** Input rows **
_ _ _ _

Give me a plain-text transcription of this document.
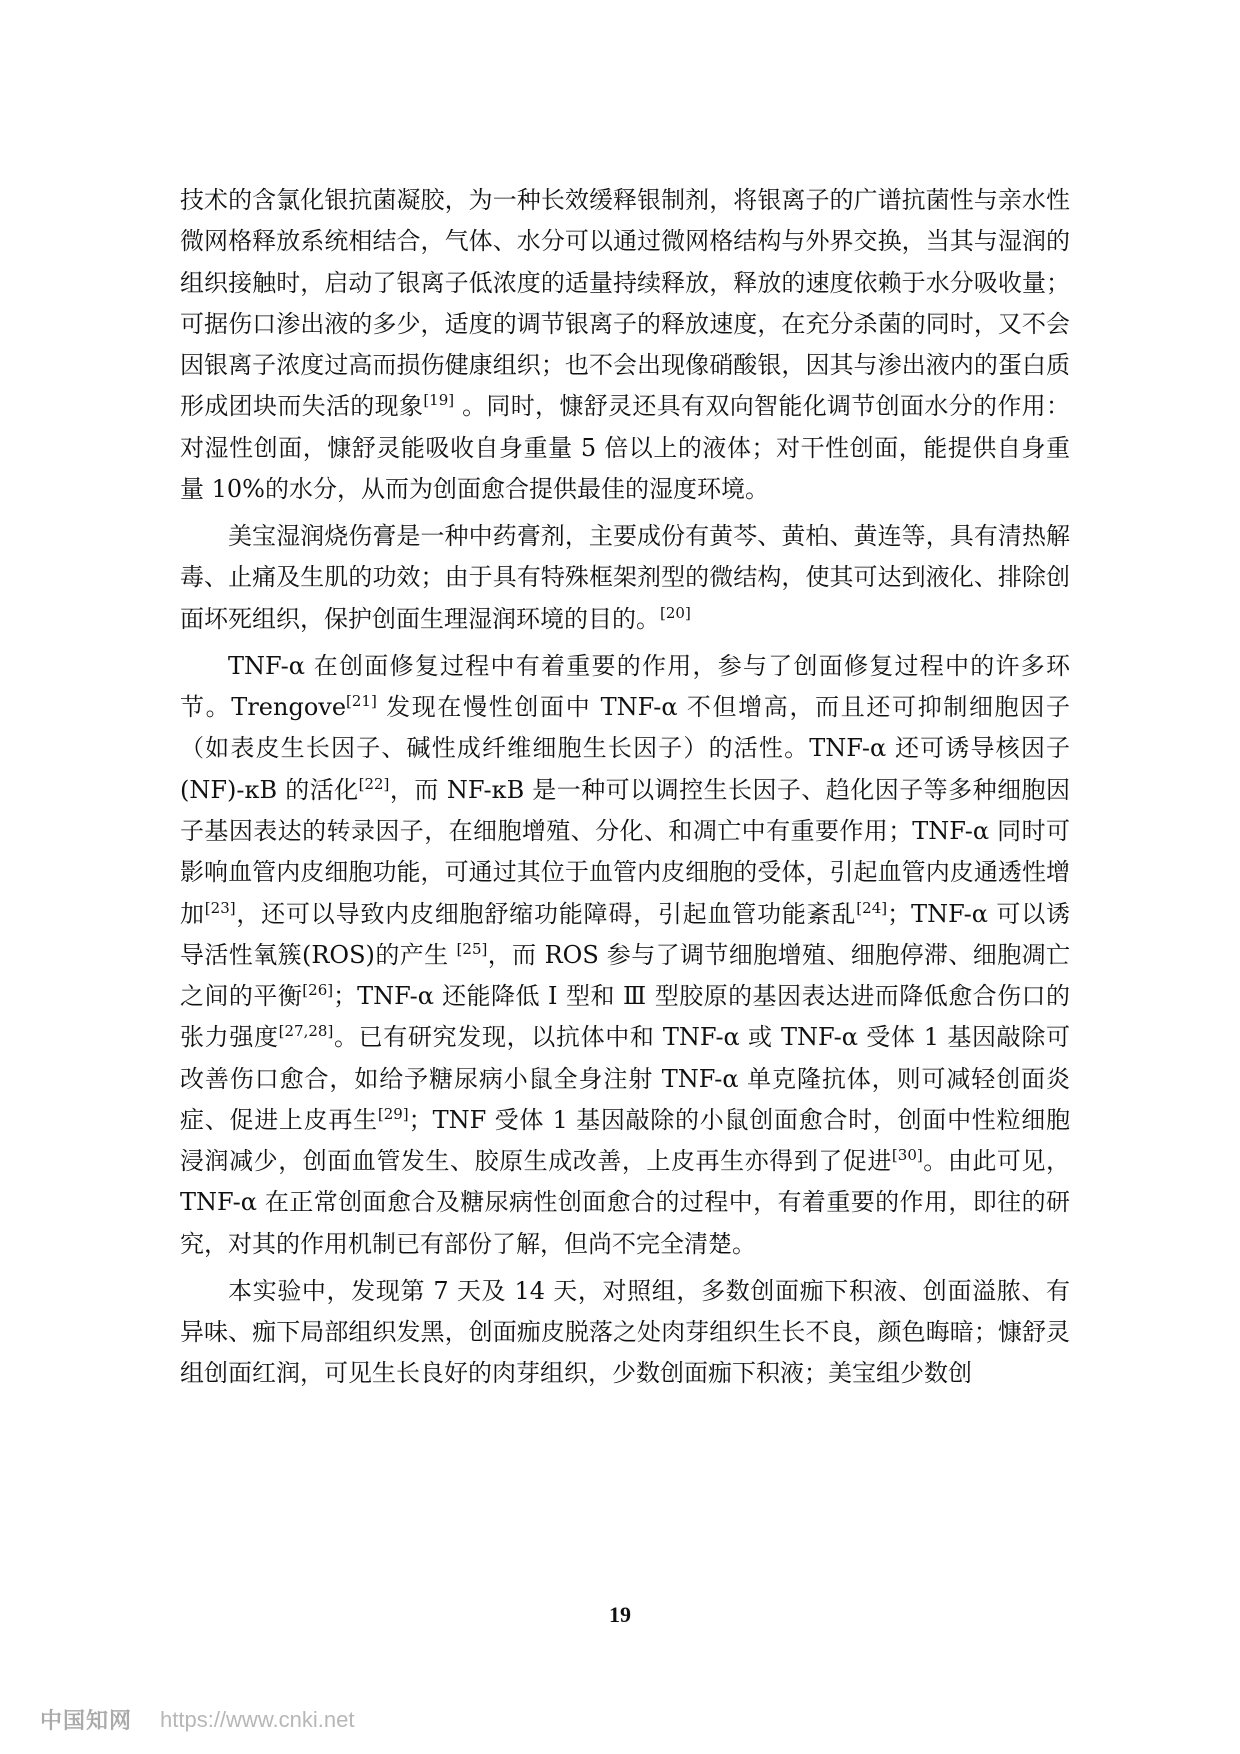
技术的含氯化银抗菌凝胶，为一种长效缓释银制剂，将银离子的广谱抗菌性与亲水性微网格释放系统相结合，气体、水分可以通过微网格结构与外界交换，当其与湿润的组织接触时，启动了银离子低浓度的适量持续释放，释放的速度依赖于水分吸收量；可据伤口渗出液的多少，适度的调节银离子的释放速度，在充分杀菌的同时，又不会因银离子浓度过高而损伤健康组织；也不会出现像硝酸银，因其与渗出液内的蛋白质形成团块而失活的现象[19] 。同时，慷舒灵还具有双向智能化调节创面水分的作用：对湿性创面，慷舒灵能吸收自身重量 5 倍以上的液体；对干性创面，能提供自身重量 10%的水分，从而为创面愈合提供最佳的湿度环境。

美宝湿润烧伤膏是一种中药膏剂，主要成份有黄芩、黄柏、黄连等，具有清热解毒、止痛及生肌的功效；由于具有特殊框架剂型的微结构，使其可达到液化、排除创面坏死组织，保护创面生理湿润环境的目的。[20]

TNF-α 在创面修复过程中有着重要的作用，参与了创面修复过程中的许多环节。Trengove[21] 发现在慢性创面中 TNF-α 不但增高，而且还可抑制细胞因子（如表皮生长因子、碱性成纤维细胞生长因子）的活性。TNF-α 还可诱导核因子(NF)-κB 的活化[22]，而 NF-κB 是一种可以调控生长因子、趋化因子等多种细胞因子基因表达的转录因子，在细胞增殖、分化、和凋亡中有重要作用；TNF-α 同时可影响血管内皮细胞功能，可通过其位于血管内皮细胞的受体，引起血管内皮通透性增加[23]，还可以导致内皮细胞舒缩功能障碍，引起血管功能紊乱[24]；TNF-α 可以诱导活性氧簇(ROS)的产生 [25]，而 ROS 参与了调节细胞增殖、细胞停滞、细胞凋亡之间的平衡[26]；TNF-α 还能降低 Ⅰ 型和 Ⅲ 型胶原的基因表达进而降低愈合伤口的张力强度[27,28]。已有研究发现，以抗体中和 TNF-α 或 TNF-α 受体 1 基因敲除可改善伤口愈合，如给予糖尿病小鼠全身注射 TNF-α 单克隆抗体，则可减轻创面炎症、促进上皮再生[29]；TNF 受体 1 基因敲除的小鼠创面愈合时，创面中性粒细胞浸润减少，创面血管发生、胶原生成改善，上皮再生亦得到了促进[30]。由此可见，TNF-α 在正常创面愈合及糖尿病性创面愈合的过程中，有着重要的作用，即往的研究，对其的作用机制已有部份了解，但尚不完全清楚。

本实验中，发现第 7 天及 14 天，对照组，多数创面痂下积液、创面溢脓、有异味、痂下局部组织发黑，创面痂皮脱落之处肉芽组织生长不良，颜色晦暗；慷舒灵组创面红润，可见生长良好的肉芽组织，少数创面痂下积液；美宝组少数创

19
中国知网 https://www.cnki.net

_ _ _ _

** Exercise **
Write out every record above exactly as it stands, but leave out the pictures.

** Result for this exercise **
Give me a plain-text transcription of this document.
技术的含氯化银抗菌凝胶，为一种长效缓释银制剂，将银离子的广谱抗菌性与亲水性微网格释放系统相结合，气体、水分可以通过微网格结构与外界交换，当其与湿润的组织接触时，启动了银离子低浓度的适量持续释放，释放的速度依赖于水分吸收量；可据伤口渗出液的多少，适度的调节银离子的释放速度，在充分杀菌的同时，又不会因银离子浓度过高而损伤健康组织；也不会出现像硝酸银，因其与渗出液内的蛋白质形成团块而失活的现象[19] 。同时，慷舒灵还具有双向智能化调节创面水分的作用：对湿性创面，慷舒灵能吸收自身重量 5 倍以上的液体；对干性创面，能提供自身重量 10%的水分，从而为创面愈合提供最佳的湿度环境。

美宝湿润烧伤膏是一种中药膏剂，主要成份有黄芩、黄柏、黄连等，具有清热解毒、止痛及生肌的功效；由于具有特殊框架剂型的微结构，使其可达到液化、排除创面坏死组织，保护创面生理湿润环境的目的。[20]

TNF-α 在创面修复过程中有着重要的作用，参与了创面修复过程中的许多环节。Trengove[21] 发现在慢性创面中 TNF-α 不但增高，而且还可抑制细胞因子（如表皮生长因子、碱性成纤维细胞生长因子）的活性。TNF-α 还可诱导核因子(NF)-κB 的活化[22]，而 NF-κB 是一种可以调控生长因子、趋化因子等多种细胞因子基因表达的转录因子，在细胞增殖、分化、和凋亡中有重要作用；TNF-α 同时可影响血管内皮细胞功能，可通过其位于血管内皮细胞的受体，引起血管内皮通透性增加[23]，还可以导致内皮细胞舒缩功能障碍，引起血管功能紊乱[24]；TNF-α 可以诱导活性氧簇(ROS)的产生 [25]，而 ROS 参与了调节细胞增殖、细胞停滞、细胞凋亡之间的平衡[26]；TNF-α 还能降低 Ⅰ 型和 Ⅲ 型胶原的基因表达进而降低愈合伤口的张力强度[27,28]。已有研究发现，以抗体中和 TNF-α 或 TNF-α 受体 1 基因敲除可改善伤口愈合，如给予糖尿病小鼠全身注射 TNF-α 单克隆抗体，则可减轻创面炎症、促进上皮再生[29]；TNF 受体 1 基因敲除的小鼠创面愈合时，创面中性粒细胞浸润减少，创面血管发生、胶原生成改善，上皮再生亦得到了促进[30]。由此可见，TNF-α 在正常创面愈合及糖尿病性创面愈合的过程中，有着重要的作用，即往的研究，对其的作用机制已有部份了解，但尚不完全清楚。

本实验中，发现第 7 天及 14 天，对照组，多数创面痂下积液、创面溢脓、有异味、痂下局部组织发黑，创面痂皮脱落之处肉芽组织生长不良，颜色晦暗；慷舒灵组创面红润，可见生长良好的肉芽组织，少数创面痂下积液；美宝组少数创

19
中国知网 https://www.cnki.net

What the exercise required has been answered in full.